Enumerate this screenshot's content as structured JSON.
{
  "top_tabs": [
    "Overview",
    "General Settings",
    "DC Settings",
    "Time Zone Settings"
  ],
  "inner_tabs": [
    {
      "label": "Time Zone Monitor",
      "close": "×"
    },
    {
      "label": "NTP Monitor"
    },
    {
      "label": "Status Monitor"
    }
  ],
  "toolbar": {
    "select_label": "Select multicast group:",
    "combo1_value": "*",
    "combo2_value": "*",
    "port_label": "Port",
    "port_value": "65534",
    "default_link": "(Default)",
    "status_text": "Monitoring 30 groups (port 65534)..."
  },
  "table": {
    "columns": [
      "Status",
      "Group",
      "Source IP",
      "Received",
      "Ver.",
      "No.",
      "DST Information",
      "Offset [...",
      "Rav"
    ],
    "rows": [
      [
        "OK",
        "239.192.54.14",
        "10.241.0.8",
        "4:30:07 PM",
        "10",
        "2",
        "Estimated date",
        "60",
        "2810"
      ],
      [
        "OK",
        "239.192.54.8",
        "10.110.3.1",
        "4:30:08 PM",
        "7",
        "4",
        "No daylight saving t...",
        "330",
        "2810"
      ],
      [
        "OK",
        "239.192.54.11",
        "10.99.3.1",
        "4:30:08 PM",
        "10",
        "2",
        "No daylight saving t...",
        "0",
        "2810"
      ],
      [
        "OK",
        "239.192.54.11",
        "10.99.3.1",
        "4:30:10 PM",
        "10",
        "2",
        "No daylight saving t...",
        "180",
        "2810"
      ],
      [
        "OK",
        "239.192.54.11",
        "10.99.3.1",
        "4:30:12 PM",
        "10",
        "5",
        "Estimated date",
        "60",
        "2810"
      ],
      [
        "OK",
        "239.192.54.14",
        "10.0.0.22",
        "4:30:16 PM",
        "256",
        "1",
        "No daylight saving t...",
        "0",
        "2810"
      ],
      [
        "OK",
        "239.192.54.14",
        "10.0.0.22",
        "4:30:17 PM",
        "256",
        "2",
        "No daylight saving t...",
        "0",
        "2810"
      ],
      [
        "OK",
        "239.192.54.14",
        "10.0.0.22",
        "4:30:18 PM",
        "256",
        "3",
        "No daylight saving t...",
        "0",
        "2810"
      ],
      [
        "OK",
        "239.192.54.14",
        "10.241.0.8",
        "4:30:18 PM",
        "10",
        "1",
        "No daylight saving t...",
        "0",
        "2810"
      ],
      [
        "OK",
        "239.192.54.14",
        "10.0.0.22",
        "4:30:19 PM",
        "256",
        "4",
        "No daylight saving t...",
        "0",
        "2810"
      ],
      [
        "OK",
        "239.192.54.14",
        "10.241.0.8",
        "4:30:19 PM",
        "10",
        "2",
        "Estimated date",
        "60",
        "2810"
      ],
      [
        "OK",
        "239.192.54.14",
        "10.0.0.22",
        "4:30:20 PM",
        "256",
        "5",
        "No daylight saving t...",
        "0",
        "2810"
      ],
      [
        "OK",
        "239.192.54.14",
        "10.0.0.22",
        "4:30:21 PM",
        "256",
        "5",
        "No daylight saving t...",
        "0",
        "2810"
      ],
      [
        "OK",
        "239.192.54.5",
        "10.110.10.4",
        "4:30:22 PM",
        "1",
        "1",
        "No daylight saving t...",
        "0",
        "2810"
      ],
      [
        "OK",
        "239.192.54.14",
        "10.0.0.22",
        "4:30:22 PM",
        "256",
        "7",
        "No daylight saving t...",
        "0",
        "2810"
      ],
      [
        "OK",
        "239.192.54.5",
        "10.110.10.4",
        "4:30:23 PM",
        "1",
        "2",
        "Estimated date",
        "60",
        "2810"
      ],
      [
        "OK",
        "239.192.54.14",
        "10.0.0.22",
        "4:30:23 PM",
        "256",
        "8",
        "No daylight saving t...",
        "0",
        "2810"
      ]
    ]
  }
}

> WORK TO DO: Give all the entries again exactly; leave none out.

> THE ANSWER:
Enumerate this screenshot's content as structured JSON.
{
  "top_tabs": [
    "Overview",
    "General Settings",
    "DC Settings",
    "Time Zone Settings"
  ],
  "inner_tabs": [
    {
      "label": "Time Zone Monitor",
      "close": "×"
    },
    {
      "label": "NTP Monitor"
    },
    {
      "label": "Status Monitor"
    }
  ],
  "toolbar": {
    "select_label": "Select multicast group:",
    "combo1_value": "*",
    "combo2_value": "*",
    "port_label": "Port",
    "port_value": "65534",
    "default_link": "(Default)",
    "status_text": "Monitoring 30 groups (port 65534)..."
  },
  "table": {
    "columns": [
      "Status",
      "Group",
      "Source IP",
      "Received",
      "Ver.",
      "No.",
      "DST Information",
      "Offset [...",
      "Rav"
    ],
    "rows": [
      [
        "OK",
        "239.192.54.14",
        "10.241.0.8",
        "4:30:07 PM",
        "10",
        "2",
        "Estimated date",
        "60",
        "2810"
      ],
      [
        "OK",
        "239.192.54.8",
        "10.110.3.1",
        "4:30:08 PM",
        "7",
        "4",
        "No daylight saving t...",
        "330",
        "2810"
      ],
      [
        "OK",
        "239.192.54.11",
        "10.99.3.1",
        "4:30:08 PM",
        "10",
        "2",
        "No daylight saving t...",
        "0",
        "2810"
      ],
      [
        "OK",
        "239.192.54.11",
        "10.99.3.1",
        "4:30:10 PM",
        "10",
        "2",
        "No daylight saving t...",
        "180",
        "2810"
      ],
      [
        "OK",
        "239.192.54.11",
        "10.99.3.1",
        "4:30:12 PM",
        "10",
        "5",
        "Estimated date",
        "60",
        "2810"
      ],
      [
        "OK",
        "239.192.54.14",
        "10.0.0.22",
        "4:30:16 PM",
        "256",
        "1",
        "No daylight saving t...",
        "0",
        "2810"
      ],
      [
        "OK",
        "239.192.54.14",
        "10.0.0.22",
        "4:30:17 PM",
        "256",
        "2",
        "No daylight saving t...",
        "0",
        "2810"
      ],
      [
        "OK",
        "239.192.54.14",
        "10.0.0.22",
        "4:30:18 PM",
        "256",
        "3",
        "No daylight saving t...",
        "0",
        "2810"
      ],
      [
        "OK",
        "239.192.54.14",
        "10.241.0.8",
        "4:30:18 PM",
        "10",
        "1",
        "No daylight saving t...",
        "0",
        "2810"
      ],
      [
        "OK",
        "239.192.54.14",
        "10.0.0.22",
        "4:30:19 PM",
        "256",
        "4",
        "No daylight saving t...",
        "0",
        "2810"
      ],
      [
        "OK",
        "239.192.54.14",
        "10.241.0.8",
        "4:30:19 PM",
        "10",
        "2",
        "Estimated date",
        "60",
        "2810"
      ],
      [
        "OK",
        "239.192.54.14",
        "10.0.0.22",
        "4:30:20 PM",
        "256",
        "5",
        "No daylight saving t...",
        "0",
        "2810"
      ],
      [
        "OK",
        "239.192.54.14",
        "10.0.0.22",
        "4:30:21 PM",
        "256",
        "5",
        "No daylight saving t...",
        "0",
        "2810"
      ],
      [
        "OK",
        "239.192.54.5",
        "10.110.10.4",
        "4:30:22 PM",
        "1",
        "1",
        "No daylight saving t...",
        "0",
        "2810"
      ],
      [
        "OK",
        "239.192.54.14",
        "10.0.0.22",
        "4:30:22 PM",
        "256",
        "7",
        "No daylight saving t...",
        "0",
        "2810"
      ],
      [
        "OK",
        "239.192.54.5",
        "10.110.10.4",
        "4:30:23 PM",
        "1",
        "2",
        "Estimated date",
        "60",
        "2810"
      ],
      [
        "OK",
        "239.192.54.14",
        "10.0.0.22",
        "4:30:23 PM",
        "256",
        "8",
        "No daylight saving t...",
        "0",
        "2810"
      ]
    ]
  }
}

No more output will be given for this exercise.